# Recorded information:
++++++

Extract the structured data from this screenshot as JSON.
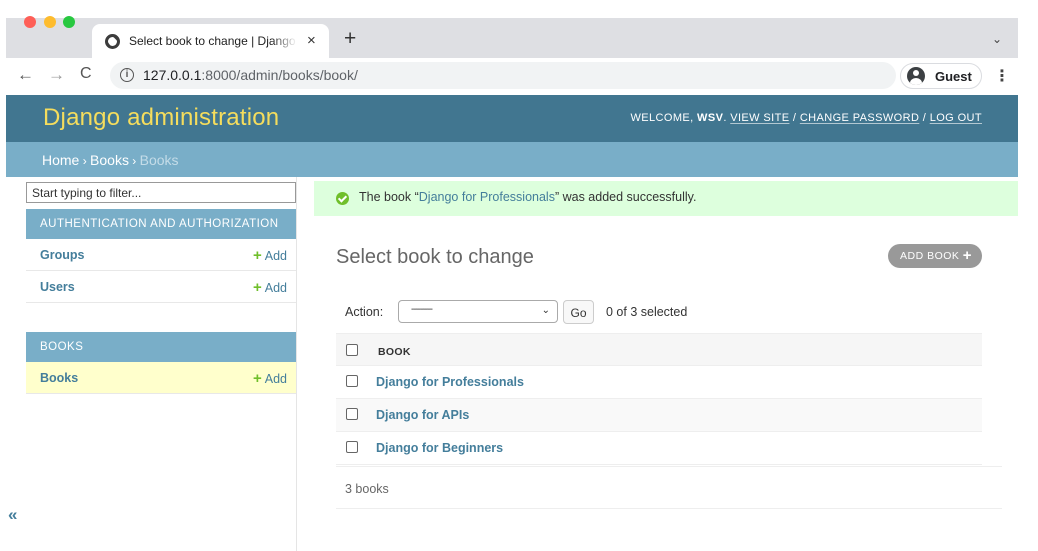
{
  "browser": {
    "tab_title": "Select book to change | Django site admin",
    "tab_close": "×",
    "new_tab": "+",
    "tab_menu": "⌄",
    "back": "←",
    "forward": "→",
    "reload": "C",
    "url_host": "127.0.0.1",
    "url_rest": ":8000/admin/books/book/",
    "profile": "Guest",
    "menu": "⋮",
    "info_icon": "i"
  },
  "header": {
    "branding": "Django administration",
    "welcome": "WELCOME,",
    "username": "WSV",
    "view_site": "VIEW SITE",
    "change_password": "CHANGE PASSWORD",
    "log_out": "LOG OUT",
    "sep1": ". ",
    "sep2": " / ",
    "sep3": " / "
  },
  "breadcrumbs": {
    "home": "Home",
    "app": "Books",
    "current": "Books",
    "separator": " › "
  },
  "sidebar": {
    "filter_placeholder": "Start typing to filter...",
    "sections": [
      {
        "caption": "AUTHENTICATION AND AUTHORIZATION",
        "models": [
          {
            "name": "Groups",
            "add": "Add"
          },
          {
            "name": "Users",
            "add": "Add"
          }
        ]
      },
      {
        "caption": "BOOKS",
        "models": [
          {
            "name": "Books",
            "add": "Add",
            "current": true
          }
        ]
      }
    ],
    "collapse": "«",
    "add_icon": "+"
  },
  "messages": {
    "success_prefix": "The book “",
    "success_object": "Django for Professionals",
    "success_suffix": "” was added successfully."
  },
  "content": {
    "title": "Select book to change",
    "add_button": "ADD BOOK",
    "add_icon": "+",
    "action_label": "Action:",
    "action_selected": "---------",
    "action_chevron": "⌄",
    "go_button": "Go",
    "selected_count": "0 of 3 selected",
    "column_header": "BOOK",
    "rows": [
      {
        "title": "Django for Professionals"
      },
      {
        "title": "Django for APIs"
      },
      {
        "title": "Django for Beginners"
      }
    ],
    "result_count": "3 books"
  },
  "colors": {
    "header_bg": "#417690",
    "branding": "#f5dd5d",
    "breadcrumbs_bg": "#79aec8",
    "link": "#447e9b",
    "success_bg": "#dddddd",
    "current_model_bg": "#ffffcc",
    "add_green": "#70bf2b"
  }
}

++++++

Set down every entry word for word, but omit the pictures.

Extract the structured data from this screenshot as JSON.
{
  "browser": {
    "tab_title": "Select book to change | Django site admin",
    "tab_close": "×",
    "new_tab": "+",
    "tab_menu": "⌄",
    "back": "←",
    "forward": "→",
    "reload": "C",
    "url_host": "127.0.0.1",
    "url_rest": ":8000/admin/books/book/",
    "profile": "Guest",
    "menu": "⋮",
    "info_icon": "i"
  },
  "header": {
    "branding": "Django administration",
    "welcome": "WELCOME,",
    "username": "WSV",
    "view_site": "VIEW SITE",
    "change_password": "CHANGE PASSWORD",
    "log_out": "LOG OUT",
    "sep1": ". ",
    "sep2": " / ",
    "sep3": " / "
  },
  "breadcrumbs": {
    "home": "Home",
    "app": "Books",
    "current": "Books",
    "separator": " › "
  },
  "sidebar": {
    "filter_placeholder": "Start typing to filter...",
    "sections": [
      {
        "caption": "AUTHENTICATION AND AUTHORIZATION",
        "models": [
          {
            "name": "Groups",
            "add": "Add"
          },
          {
            "name": "Users",
            "add": "Add"
          }
        ]
      },
      {
        "caption": "BOOKS",
        "models": [
          {
            "name": "Books",
            "add": "Add",
            "current": true
          }
        ]
      }
    ],
    "collapse": "«",
    "add_icon": "+"
  },
  "messages": {
    "success_prefix": "The book “",
    "success_object": "Django for Professionals",
    "success_suffix": "” was added successfully."
  },
  "content": {
    "title": "Select book to change",
    "add_button": "ADD BOOK",
    "add_icon": "+",
    "action_label": "Action:",
    "action_selected": "---------",
    "action_chevron": "⌄",
    "go_button": "Go",
    "selected_count": "0 of 3 selected",
    "column_header": "BOOK",
    "rows": [
      {
        "title": "Django for Professionals"
      },
      {
        "title": "Django for APIs"
      },
      {
        "title": "Django for Beginners"
      }
    ],
    "result_count": "3 books"
  },
  "colors": {
    "header_bg": "#417690",
    "branding": "#f5dd5d",
    "breadcrumbs_bg": "#79aec8",
    "link": "#447e9b",
    "success_bg": "#dddddd",
    "current_model_bg": "#ffffcc",
    "add_green": "#70bf2b"
  }
}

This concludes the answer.